** EXERCISE DETAILS **
Check every line below for the word "SCREW" and copy the ones that have it.
+ + +
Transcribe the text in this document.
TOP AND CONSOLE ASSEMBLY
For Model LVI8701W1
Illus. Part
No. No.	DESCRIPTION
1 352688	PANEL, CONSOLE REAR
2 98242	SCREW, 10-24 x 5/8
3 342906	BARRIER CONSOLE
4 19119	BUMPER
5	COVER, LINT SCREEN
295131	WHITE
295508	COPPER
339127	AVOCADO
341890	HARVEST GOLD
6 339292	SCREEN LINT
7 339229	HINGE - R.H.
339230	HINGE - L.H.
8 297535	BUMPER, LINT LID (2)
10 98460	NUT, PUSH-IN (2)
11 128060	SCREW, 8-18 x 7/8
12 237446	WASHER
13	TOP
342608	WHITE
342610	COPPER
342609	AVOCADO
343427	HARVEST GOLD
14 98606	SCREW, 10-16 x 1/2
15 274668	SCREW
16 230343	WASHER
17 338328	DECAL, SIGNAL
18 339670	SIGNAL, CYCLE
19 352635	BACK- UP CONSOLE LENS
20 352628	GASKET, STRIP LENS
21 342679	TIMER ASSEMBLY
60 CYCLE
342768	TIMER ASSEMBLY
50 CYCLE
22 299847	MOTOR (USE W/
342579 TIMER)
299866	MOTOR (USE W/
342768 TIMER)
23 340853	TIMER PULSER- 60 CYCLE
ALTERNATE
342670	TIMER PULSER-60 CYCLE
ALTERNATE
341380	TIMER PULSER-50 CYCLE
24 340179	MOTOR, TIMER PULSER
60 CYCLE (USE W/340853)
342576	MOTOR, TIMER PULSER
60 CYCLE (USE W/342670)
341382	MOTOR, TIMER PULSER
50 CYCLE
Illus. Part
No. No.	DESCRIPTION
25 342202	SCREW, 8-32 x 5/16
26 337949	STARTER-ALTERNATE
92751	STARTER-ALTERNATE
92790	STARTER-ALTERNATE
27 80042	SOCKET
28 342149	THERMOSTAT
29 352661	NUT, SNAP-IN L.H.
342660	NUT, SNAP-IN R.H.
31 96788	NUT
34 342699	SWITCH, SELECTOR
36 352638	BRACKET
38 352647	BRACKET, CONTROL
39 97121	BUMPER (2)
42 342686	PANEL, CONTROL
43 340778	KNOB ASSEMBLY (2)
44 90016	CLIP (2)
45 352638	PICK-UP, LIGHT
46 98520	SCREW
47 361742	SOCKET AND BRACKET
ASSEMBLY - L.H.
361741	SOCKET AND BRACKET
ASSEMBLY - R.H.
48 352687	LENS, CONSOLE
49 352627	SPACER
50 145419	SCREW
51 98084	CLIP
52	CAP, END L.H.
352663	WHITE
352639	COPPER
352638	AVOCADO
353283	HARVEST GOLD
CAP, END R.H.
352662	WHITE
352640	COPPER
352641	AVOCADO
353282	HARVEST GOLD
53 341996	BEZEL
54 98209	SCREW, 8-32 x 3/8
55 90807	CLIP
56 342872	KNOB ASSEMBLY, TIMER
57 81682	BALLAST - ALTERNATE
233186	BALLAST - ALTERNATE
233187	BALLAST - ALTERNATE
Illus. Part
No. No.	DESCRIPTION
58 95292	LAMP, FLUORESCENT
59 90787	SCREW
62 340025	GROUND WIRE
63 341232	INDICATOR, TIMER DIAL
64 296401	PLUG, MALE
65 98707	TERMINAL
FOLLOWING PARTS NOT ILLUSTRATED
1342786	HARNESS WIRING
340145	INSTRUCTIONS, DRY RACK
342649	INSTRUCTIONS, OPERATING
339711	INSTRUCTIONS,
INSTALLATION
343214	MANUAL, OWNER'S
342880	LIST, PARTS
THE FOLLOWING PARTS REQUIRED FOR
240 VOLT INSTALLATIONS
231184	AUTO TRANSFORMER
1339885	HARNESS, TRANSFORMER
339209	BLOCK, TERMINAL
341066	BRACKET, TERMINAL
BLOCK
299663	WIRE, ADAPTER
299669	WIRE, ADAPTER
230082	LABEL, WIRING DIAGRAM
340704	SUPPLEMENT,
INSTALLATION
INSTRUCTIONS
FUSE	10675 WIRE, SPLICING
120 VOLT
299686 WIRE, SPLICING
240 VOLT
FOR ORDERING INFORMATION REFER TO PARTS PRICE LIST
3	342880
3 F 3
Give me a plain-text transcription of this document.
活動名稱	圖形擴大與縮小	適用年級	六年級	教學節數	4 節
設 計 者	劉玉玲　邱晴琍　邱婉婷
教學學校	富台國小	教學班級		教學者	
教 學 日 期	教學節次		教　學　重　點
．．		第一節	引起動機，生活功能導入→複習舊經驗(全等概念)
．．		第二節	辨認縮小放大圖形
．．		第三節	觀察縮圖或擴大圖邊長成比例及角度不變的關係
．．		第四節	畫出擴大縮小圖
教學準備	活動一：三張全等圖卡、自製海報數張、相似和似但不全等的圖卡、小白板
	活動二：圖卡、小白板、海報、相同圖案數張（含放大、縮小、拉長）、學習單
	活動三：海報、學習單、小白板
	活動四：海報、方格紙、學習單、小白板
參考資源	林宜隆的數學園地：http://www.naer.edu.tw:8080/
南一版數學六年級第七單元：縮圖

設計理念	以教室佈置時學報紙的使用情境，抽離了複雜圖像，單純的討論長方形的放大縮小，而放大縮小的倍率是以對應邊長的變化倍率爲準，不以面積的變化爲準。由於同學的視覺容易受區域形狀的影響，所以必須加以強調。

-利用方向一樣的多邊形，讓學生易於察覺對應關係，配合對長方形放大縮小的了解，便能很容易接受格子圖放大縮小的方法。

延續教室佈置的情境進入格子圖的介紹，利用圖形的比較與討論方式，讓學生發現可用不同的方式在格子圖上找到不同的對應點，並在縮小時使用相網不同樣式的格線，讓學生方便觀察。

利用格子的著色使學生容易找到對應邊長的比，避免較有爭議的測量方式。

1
+ + +
** WRITTEN RESPONSE **
2 98242	SCREW, 10-24 x 5/8
11 128060	SCREW, 8-18 x 7/8
14 98606	SCREW, 10-16 x 1/2
15 274668	SCREW
25 342202	SCREW, 8-32 x 5/16
46 98520	SCREW
50 145419	SCREW
54 98209	SCREW, 8-32 x 3/8
59 90787	SCREW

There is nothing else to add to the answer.